_Exercise task_: Your task is to copy each line that has the word "Safety".

_Source data_:
────────────────────

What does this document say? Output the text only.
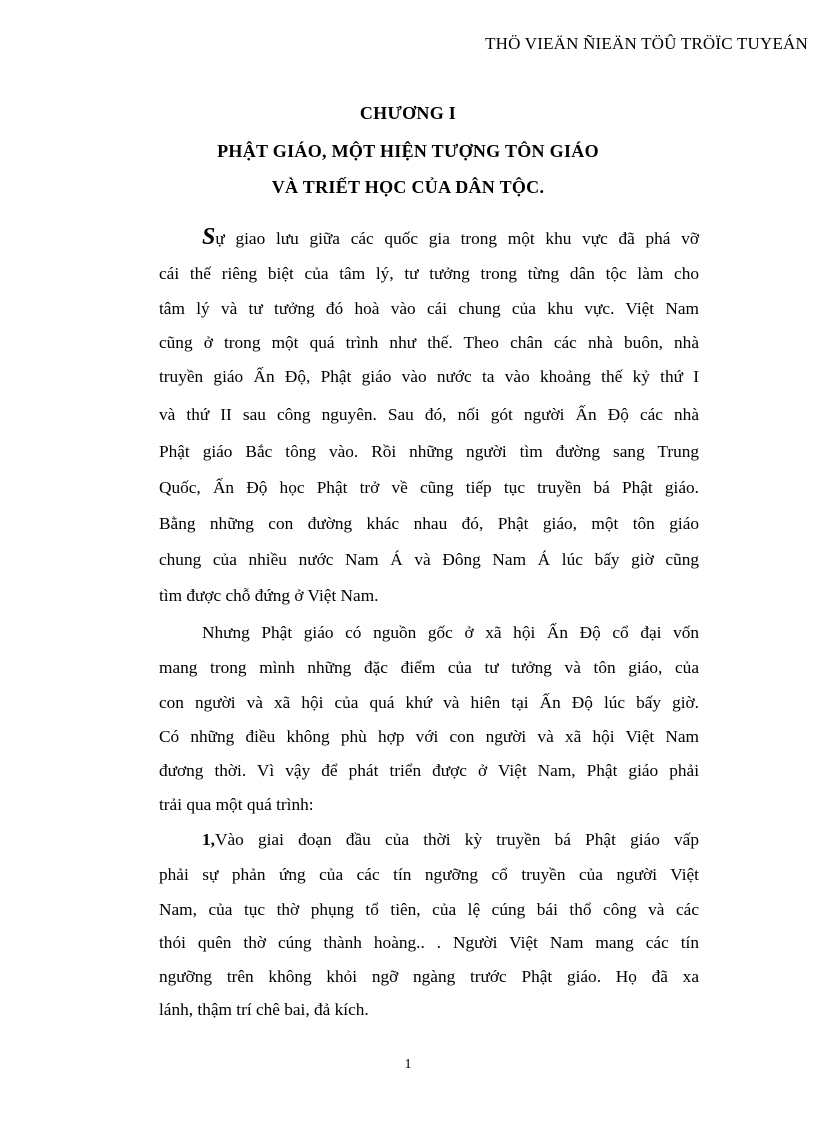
THÖ VIEÄN ÑIEÄN TÖÛ TRÖÏC TUYEÁN
CHƯƠNG I
PHẬT GIÁO, MỘT HIỆN TƯỢNG TÔN GIÁO
VÀ TRIẾT HỌC CỦA DÂN TỘC.
Sự giao lưu giữa các quốc gia trong một khu vực đã phá vỡ
cái thế riêng biệt của tâm lý, tư tưởng trong từng dân tộc làm cho
tâm lý và tư tưởng đó hoà vào cái chung của khu vực. Việt Nam
cũng ở trong một quá trình như thế. Theo chân các nhà buôn, nhà
truyền giáo Ấn Độ, Phật giáo vào nước ta vào khoảng thế kỷ thứ I
và thứ II sau công nguyên. Sau đó, nối gót người Ấn Độ các nhà
Phật giáo Bắc tông vào. Rồi những người tìm đường sang Trung
Quốc, Ấn Độ học Phật trở về cũng tiếp tục truyền bá Phật giáo.
Bằng những con đường khác nhau đó, Phật giáo, một tôn giáo
chung của nhiều nước Nam Á và Đông Nam Á lúc bấy giờ cũng
tìm được chỗ đứng ở Việt Nam.
Nhưng Phật giáo có nguồn gốc ở xã hội Ấn Độ cổ đại vốn
mang trong mình những đặc điểm của tư tưởng và tôn giáo, của
con người và xã hội của quá khứ và hiên tại Ấn Độ lúc bấy giờ.
Có những điều không phù hợp với con người và xã hội Việt Nam
đương thời. Vì vậy để phát triển được ở Việt Nam, Phật giáo phải
trải qua một quá trình:
1,Vào giai đoạn đầu của thời kỳ truyền bá Phật giáo vấp
phải sự phản ứng của các tín ngưỡng cổ truyền của người Việt
Nam, của tục thờ phụng tổ tiên, của lệ cúng bái thổ công và các
thói quên thờ cúng thành hoàng.. . Người Việt Nam mang các tín
ngưỡng trên không khỏi ngỡ ngàng trước Phật giáo. Họ đã xa
lánh, thậm trí chê bai, đả kích.
1
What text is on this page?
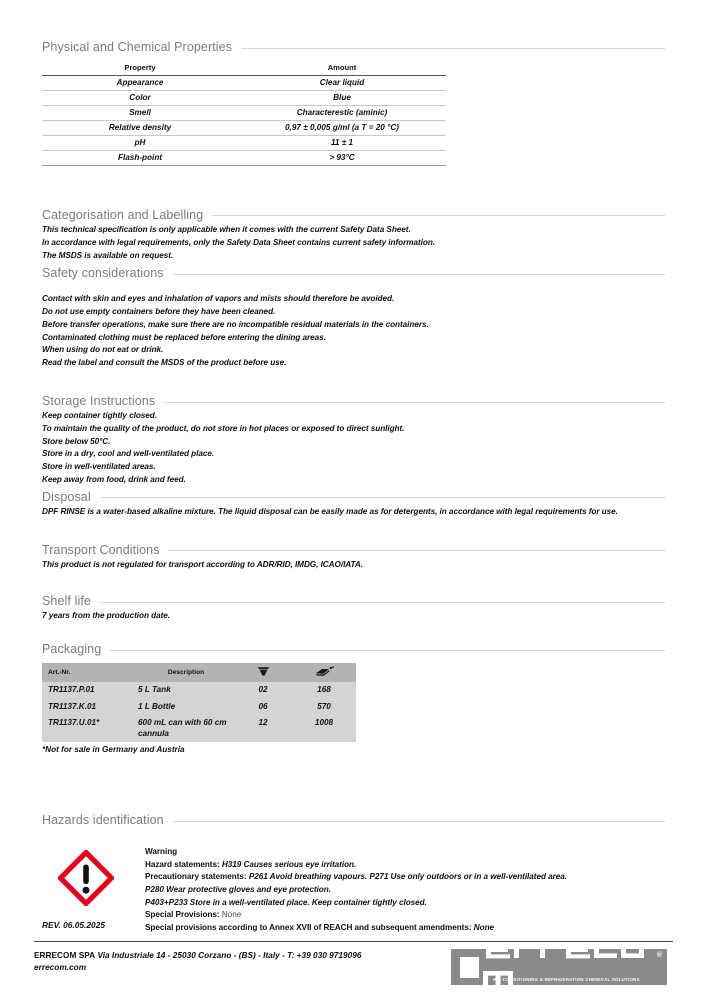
Physical and Chemical Properties
Property	Amount
Appearance	Clear liquid
Color	Blue
Smell	Characterestic (aminic)
Relative density	0,97 ± 0,005 g/ml (a T = 20 °C)
pH	11 ± 1
Flash-point	> 93°C
Categorisation and Labelling
This technical specification is only applicable when it comes with the current Safety Data Sheet.
In accordance with legal requirements, only the Safety Data Sheet contains current safety information.
The MSDS is available on request.
Safety considerations
Contact with skin and eyes and inhalation of vapors and mists should therefore be avoided.
Do not use empty containers before they have been cleaned.
Before transfer operations, make sure there are no incompatible residual materials in the containers.
Contaminated clothing must be replaced before entering the dining areas.
When using do not eat or drink.
Read the label and consult the MSDS of the product before use.
Storage Instructions
Keep container tightly closed.
To maintain the quality of the product, do not store in hot places or exposed to direct sunlight.
Store below 50°C.
Store in a dry, cool and well-ventilated place.
Store in well-ventilated areas.
Keep away from food, drink and feed.
Disposal
DPF RINSE is a water-based alkaline mixture. The liquid disposal can be easily made as for detergents, in accordance with legal requirements for use.
Transport Conditions
This product is not regulated for transport according to ADR/RID, IMDG, ICAO/IATA.
Shelf life
7 years from the production date.
Packaging
Art.-Nr.	Description		
TR1137.P.01	5 L Tank	02	168
TR1137.K.01	1 L Bottle	06	570
TR1137.U.01*	600 mL can with 60 cm cannula	12	1008
*Not for sale in Germany and Austria
Hazards identification
Warning
Hazard statements: H319 Causes serious eye irritation.
Precautionary statements: P261 Avoid breathing vapours. P271 Use only outdoors or in a well-ventilated area.
P280 Wear protective gloves and eye protection.
P403+P233 Store in a well-ventilated place. Keep container tightly closed.
Special Provisions: None
Special provisions according to Annex XVII of REACH and subsequent amendments: None
REV. 06.05.2025
ERRECOM SPA Via Industriale 14 - 25030 Corzano - (BS) - Italy - T: +39 030 9719096
errecom.com

®
AIR CONDITIONING & REFRIGERATION CHEMICAL SOLUTIONS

────────────────────

_Correct result_:
This technical specification is only applicable when it comes with the current Safety Data Sheet.
In accordance with legal requirements, only the Safety Data Sheet contains current safety information.
Safety considerations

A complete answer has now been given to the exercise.